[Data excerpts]
++++++
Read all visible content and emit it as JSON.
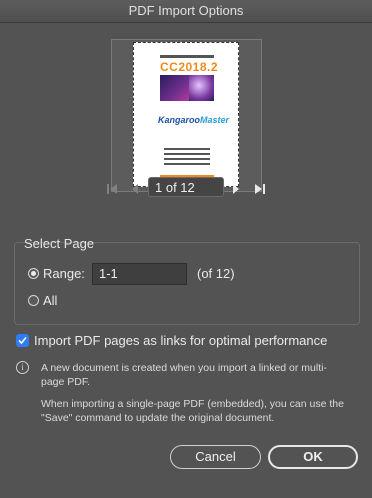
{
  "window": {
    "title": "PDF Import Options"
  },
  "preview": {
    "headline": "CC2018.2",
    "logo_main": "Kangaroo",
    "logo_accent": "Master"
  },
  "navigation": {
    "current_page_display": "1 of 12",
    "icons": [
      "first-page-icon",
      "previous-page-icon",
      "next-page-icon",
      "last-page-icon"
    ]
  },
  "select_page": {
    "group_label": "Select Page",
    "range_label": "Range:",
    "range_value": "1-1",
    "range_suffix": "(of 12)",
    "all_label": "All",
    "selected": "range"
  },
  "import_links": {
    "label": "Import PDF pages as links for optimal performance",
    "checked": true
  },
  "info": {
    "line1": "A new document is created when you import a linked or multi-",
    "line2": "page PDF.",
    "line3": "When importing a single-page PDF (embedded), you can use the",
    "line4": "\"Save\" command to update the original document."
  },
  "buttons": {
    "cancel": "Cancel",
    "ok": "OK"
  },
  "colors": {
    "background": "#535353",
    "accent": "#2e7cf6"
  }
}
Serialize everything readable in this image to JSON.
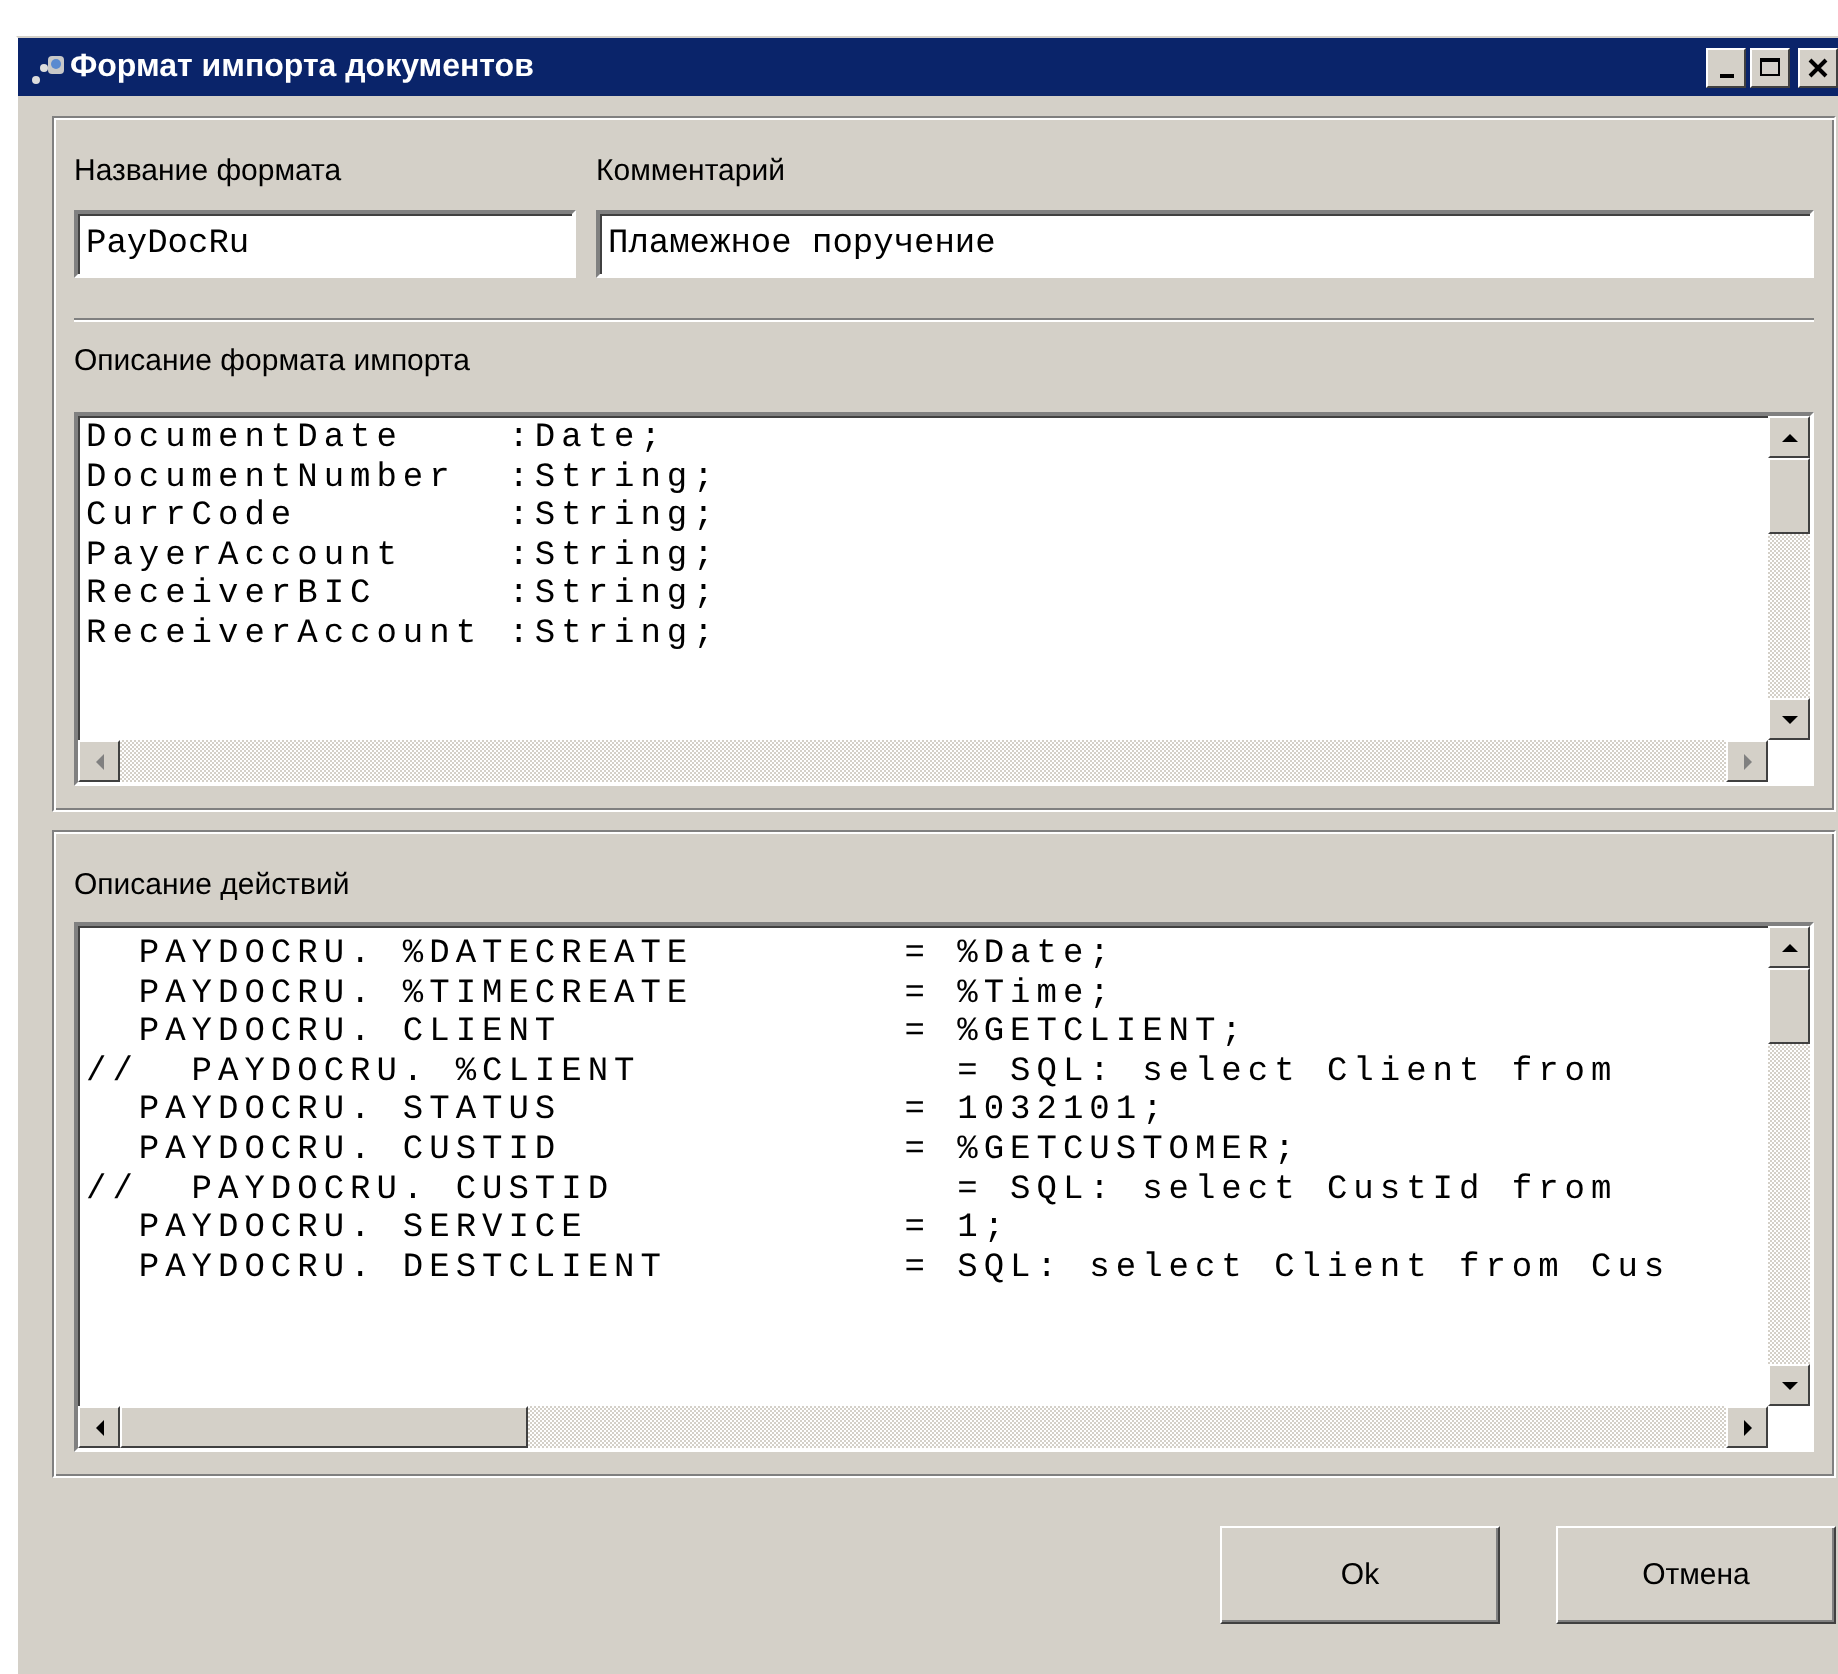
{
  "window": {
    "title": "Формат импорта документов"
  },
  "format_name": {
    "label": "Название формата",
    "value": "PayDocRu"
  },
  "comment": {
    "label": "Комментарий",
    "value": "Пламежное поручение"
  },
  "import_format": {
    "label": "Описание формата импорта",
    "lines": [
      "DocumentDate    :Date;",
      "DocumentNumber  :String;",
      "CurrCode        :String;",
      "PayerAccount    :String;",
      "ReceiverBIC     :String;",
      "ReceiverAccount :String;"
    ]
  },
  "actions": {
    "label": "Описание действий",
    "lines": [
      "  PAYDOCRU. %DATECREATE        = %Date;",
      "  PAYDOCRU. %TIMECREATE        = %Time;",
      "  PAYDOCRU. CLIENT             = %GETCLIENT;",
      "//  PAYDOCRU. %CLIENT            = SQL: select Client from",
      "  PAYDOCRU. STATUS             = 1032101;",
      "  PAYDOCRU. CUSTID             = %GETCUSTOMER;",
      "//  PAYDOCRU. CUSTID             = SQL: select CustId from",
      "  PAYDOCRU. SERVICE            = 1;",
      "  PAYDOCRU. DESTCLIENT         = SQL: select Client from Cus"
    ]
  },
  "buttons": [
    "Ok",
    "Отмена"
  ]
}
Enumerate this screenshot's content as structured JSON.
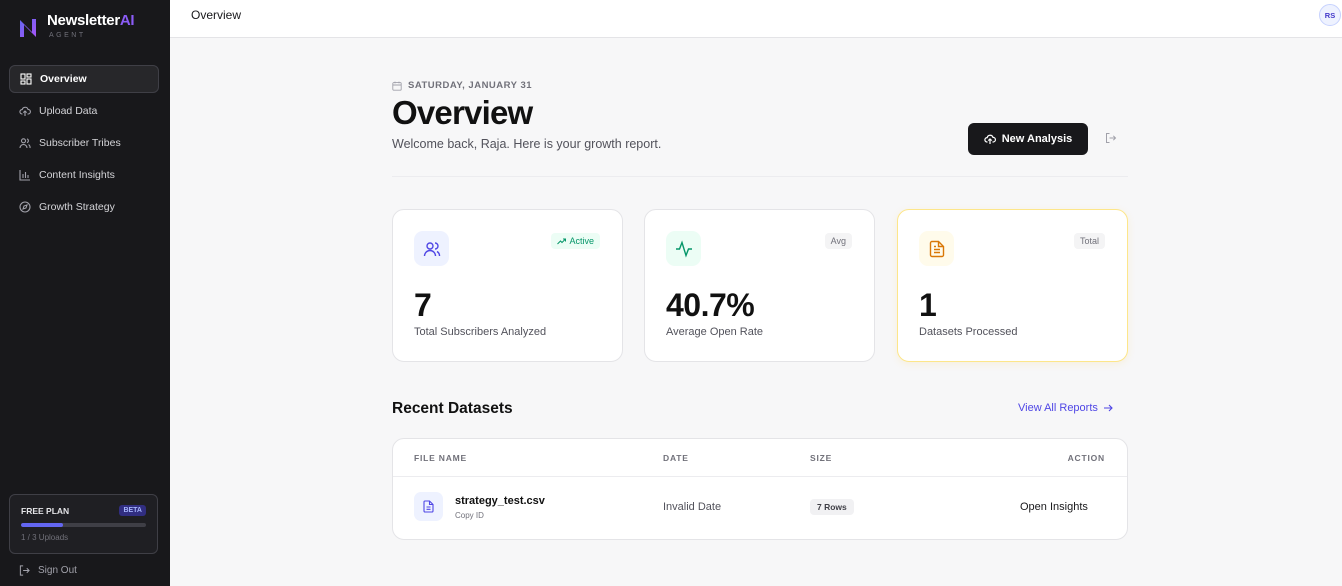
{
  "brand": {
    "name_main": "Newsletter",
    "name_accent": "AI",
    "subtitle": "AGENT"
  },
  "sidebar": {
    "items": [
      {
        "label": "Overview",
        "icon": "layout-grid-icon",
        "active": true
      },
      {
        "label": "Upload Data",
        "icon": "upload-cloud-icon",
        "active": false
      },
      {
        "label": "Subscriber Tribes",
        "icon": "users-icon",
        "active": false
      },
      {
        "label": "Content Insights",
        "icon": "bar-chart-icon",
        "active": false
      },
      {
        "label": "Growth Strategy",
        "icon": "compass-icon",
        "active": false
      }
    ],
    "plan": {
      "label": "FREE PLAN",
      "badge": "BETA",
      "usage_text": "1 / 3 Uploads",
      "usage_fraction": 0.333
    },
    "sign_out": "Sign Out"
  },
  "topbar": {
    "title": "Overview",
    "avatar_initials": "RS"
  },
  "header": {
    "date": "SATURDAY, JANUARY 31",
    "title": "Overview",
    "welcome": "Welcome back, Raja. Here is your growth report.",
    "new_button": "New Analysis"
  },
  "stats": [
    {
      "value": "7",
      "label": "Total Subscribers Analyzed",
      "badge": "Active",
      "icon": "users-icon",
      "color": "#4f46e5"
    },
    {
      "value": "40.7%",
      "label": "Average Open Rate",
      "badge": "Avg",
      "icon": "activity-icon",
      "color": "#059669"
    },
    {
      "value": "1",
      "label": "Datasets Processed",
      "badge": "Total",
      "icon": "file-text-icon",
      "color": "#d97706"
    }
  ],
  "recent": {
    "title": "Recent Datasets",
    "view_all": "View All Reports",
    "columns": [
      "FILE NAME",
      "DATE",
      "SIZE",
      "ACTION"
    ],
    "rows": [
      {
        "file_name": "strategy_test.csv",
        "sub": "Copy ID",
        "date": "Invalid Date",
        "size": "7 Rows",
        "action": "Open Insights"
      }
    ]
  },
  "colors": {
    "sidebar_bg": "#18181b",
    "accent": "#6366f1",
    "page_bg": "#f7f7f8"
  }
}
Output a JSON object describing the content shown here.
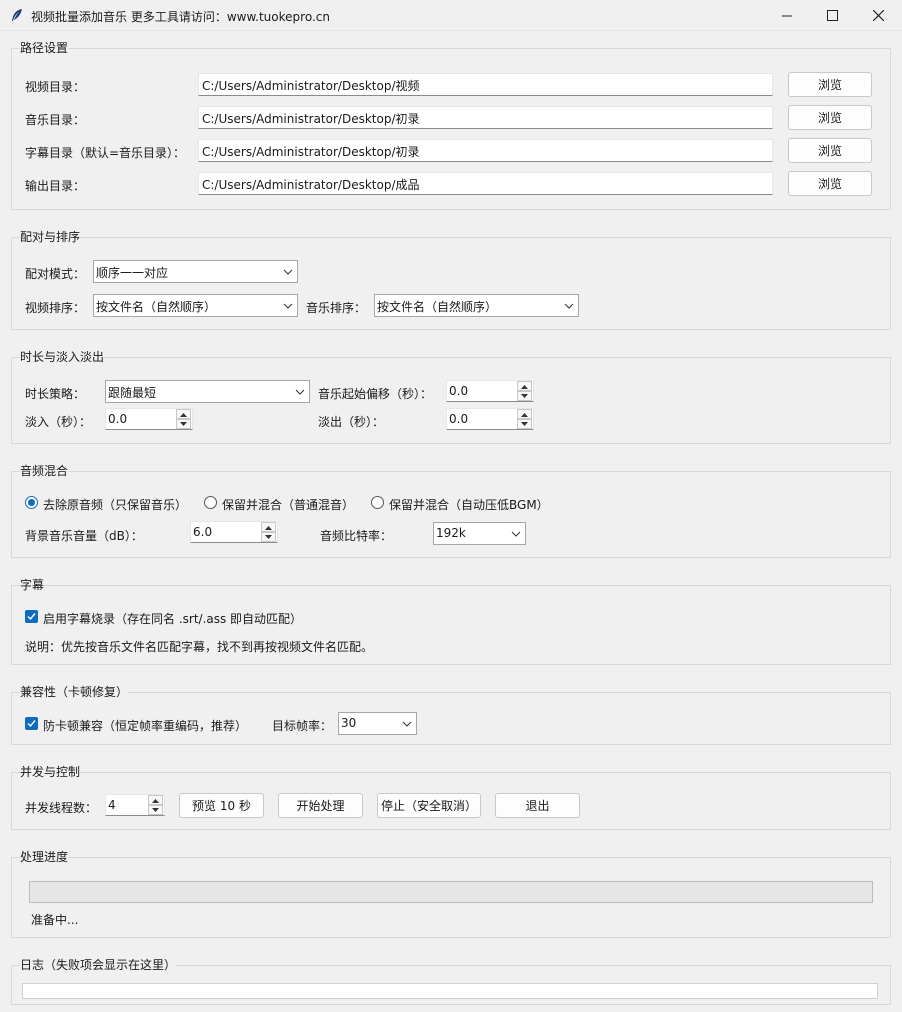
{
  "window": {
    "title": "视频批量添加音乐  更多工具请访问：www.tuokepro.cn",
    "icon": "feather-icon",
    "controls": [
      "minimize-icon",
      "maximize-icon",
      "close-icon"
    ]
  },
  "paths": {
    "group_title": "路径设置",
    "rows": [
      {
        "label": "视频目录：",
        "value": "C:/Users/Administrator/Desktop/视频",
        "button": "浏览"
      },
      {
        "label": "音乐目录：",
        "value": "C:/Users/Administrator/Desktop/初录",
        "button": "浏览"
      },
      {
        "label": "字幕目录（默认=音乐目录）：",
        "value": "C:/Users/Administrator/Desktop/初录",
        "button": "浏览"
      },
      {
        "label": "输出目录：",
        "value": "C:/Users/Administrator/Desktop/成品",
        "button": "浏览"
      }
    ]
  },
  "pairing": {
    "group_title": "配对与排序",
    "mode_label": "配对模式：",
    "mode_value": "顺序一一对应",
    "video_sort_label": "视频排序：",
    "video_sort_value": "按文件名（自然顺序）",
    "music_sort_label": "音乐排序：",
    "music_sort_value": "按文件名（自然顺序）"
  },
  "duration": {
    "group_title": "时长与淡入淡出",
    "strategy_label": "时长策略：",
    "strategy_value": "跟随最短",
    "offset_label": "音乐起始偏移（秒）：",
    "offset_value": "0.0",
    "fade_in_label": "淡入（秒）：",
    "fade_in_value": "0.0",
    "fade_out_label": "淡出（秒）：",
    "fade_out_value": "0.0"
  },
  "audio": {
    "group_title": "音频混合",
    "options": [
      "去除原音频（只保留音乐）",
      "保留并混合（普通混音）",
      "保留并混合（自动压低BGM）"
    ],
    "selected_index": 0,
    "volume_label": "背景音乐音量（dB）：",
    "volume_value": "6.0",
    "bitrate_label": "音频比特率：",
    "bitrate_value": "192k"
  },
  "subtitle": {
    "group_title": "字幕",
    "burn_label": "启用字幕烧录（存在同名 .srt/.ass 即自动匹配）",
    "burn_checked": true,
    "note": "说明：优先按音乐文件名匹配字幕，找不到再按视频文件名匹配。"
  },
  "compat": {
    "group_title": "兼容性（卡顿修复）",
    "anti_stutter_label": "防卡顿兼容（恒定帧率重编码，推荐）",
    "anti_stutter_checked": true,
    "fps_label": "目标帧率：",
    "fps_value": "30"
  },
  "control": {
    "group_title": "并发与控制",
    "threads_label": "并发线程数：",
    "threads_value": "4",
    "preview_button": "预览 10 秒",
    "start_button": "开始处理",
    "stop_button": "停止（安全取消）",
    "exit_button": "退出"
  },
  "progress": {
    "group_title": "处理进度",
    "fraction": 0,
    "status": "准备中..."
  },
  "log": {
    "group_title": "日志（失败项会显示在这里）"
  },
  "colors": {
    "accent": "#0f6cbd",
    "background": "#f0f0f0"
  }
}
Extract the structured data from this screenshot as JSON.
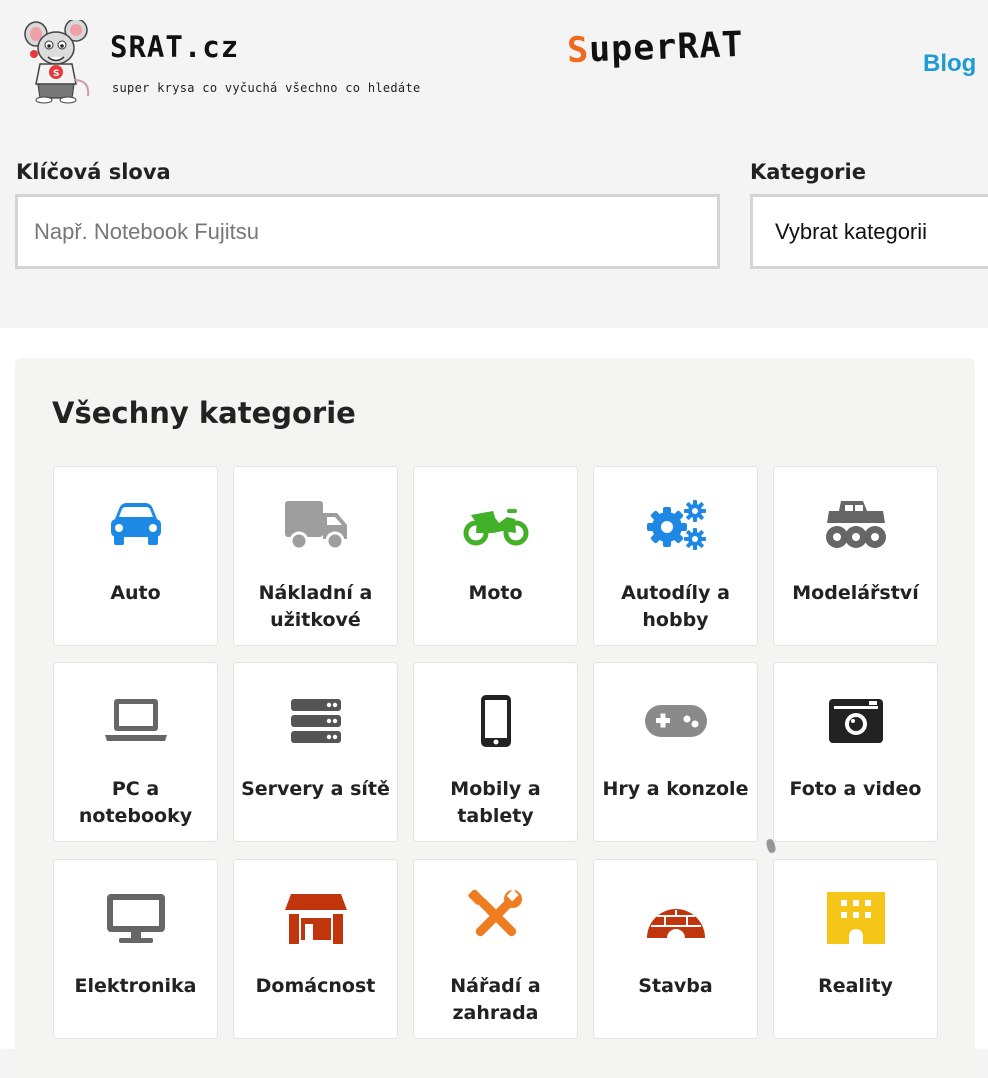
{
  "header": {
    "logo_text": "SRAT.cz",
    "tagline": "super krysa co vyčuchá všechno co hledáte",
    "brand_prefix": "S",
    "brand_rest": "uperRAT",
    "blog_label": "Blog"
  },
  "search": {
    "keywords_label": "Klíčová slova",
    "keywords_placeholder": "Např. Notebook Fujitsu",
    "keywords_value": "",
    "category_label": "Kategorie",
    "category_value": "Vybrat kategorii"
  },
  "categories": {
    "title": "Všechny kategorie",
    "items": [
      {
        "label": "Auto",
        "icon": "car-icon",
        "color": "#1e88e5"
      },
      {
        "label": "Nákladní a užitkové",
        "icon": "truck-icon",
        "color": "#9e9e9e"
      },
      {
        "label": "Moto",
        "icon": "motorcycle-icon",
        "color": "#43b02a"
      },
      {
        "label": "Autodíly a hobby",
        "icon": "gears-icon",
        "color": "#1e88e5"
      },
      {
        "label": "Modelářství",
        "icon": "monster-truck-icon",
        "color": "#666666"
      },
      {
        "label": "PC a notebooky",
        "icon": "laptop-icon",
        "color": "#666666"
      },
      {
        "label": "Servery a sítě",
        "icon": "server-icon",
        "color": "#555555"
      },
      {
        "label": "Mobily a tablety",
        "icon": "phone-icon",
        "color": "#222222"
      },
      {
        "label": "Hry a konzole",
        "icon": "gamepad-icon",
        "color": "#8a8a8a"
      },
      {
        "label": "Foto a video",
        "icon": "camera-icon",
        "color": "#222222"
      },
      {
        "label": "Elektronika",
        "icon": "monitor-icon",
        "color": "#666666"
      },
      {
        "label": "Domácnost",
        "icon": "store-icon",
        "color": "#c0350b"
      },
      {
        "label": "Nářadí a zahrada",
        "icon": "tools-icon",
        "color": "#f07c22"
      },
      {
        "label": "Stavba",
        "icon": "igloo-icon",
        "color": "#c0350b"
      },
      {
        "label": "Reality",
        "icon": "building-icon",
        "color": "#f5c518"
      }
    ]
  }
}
++++++
== GOAL ==
Scan the records above for the string "true", then select every line that holds it.

== OUTPUT ==
    "checked": true
        "active": true
    "burn_checked": true,
    "anti_stutter_checked": true,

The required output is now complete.